* **ПОПРОБУЙТЕ САМИ**
Перечислите все средства, использование которых, согласно приведенному ниже тексту о поп-музыке, само по себе еще не означает, что намерения композитора или исполнителя менее серьезны.
======== ИСХОДНЫЙ ТЕКСТ
Но есть множество музыкантов-новаторов, изъясняющихся несколько попсовым языком (хотя это определение в последнее время немного размылось), которые имели столько же проблем с выживанием, как симфонические оркестры и балетные труппы. В течение многих лет поп-музыка считалась омерзительно коммерческой – дескать, все решения здесь направлены лишь на то, чтобы соответствовать наименьшему общему знаменателю и срубить побольше денег. Теперь, однако, многие согласятся, что в этом жанре с крайне размытыми границами за всей проделанной работой и инновациями стояла не только жажда наживы. Да, продолжает штамповаться большое количество бездушных поделок, но я бы сказал, что в поп-музыке на сегодняшний день куда больше инноваций, чем в любом другом жанре. Само по себе использование электрогитар, ноутбуков или семплов еще не означает, что намерения композитора или исполнителя менее серьезны, чем все то, что традиционно считается высоким искусством. Многое из этого делается ради удовольствия, без надежды на коммерческий успех. (Да и хиты нередко бывают инновационными.) Почему бы не финансировать площадки, где эти молодые, начинающие и полупрофессиональные музыканты смогут создавать и исполнять свою собственную музыку? Почему бы не инвестировать в будущее музыки вместо того, чтобы строить крепости для сохранения ее прошлого?
================
======== НАБОР СТРОК
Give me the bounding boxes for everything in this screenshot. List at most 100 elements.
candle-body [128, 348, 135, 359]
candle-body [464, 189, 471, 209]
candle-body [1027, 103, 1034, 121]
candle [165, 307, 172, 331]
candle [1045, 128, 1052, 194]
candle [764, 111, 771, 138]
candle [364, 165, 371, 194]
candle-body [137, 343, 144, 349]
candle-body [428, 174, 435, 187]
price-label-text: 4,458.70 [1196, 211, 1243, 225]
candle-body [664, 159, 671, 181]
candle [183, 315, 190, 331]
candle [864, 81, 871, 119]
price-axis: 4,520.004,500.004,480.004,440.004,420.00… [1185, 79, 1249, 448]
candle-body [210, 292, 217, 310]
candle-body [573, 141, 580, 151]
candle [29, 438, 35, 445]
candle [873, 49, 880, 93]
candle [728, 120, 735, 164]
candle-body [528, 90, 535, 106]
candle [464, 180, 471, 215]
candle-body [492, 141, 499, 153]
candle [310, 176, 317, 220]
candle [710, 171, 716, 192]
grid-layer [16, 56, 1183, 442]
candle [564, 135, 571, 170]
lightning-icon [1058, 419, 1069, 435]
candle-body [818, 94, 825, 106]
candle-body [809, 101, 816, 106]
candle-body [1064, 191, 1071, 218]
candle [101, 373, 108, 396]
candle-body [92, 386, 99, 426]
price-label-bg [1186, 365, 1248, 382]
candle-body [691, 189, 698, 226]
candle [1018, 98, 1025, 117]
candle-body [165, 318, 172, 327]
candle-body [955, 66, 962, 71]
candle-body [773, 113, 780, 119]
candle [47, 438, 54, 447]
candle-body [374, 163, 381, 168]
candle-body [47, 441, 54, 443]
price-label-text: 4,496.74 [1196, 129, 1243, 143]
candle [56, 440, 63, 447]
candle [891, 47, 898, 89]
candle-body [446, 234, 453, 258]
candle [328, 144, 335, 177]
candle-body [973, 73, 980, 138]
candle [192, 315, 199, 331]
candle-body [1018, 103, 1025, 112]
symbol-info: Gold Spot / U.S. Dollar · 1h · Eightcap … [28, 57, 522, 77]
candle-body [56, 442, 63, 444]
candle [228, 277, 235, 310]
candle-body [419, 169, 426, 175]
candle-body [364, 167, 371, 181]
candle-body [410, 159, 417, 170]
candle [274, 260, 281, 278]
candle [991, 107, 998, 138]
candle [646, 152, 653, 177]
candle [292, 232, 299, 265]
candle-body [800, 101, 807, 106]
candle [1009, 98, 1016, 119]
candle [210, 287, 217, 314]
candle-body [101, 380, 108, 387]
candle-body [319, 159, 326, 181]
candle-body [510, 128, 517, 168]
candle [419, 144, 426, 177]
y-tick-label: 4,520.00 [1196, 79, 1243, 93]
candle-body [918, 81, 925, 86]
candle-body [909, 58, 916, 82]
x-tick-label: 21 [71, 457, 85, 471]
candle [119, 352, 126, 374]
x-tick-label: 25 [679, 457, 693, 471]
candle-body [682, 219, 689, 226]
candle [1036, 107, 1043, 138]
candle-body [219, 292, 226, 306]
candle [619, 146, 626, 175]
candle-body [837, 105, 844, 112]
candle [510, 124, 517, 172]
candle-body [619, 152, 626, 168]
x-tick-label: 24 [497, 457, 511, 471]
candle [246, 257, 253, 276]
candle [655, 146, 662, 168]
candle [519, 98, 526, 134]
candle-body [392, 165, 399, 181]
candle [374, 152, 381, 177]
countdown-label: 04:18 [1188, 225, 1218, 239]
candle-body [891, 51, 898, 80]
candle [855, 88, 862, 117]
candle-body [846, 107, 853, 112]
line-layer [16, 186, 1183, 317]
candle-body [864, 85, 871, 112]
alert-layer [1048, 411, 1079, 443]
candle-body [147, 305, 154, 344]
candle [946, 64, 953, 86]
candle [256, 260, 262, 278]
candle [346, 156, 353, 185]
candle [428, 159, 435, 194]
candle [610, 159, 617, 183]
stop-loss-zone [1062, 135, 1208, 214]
================
* **РЕШЕНИЕ ЗАДАЧИ**
Электрогитары, ноутбуки, семплы.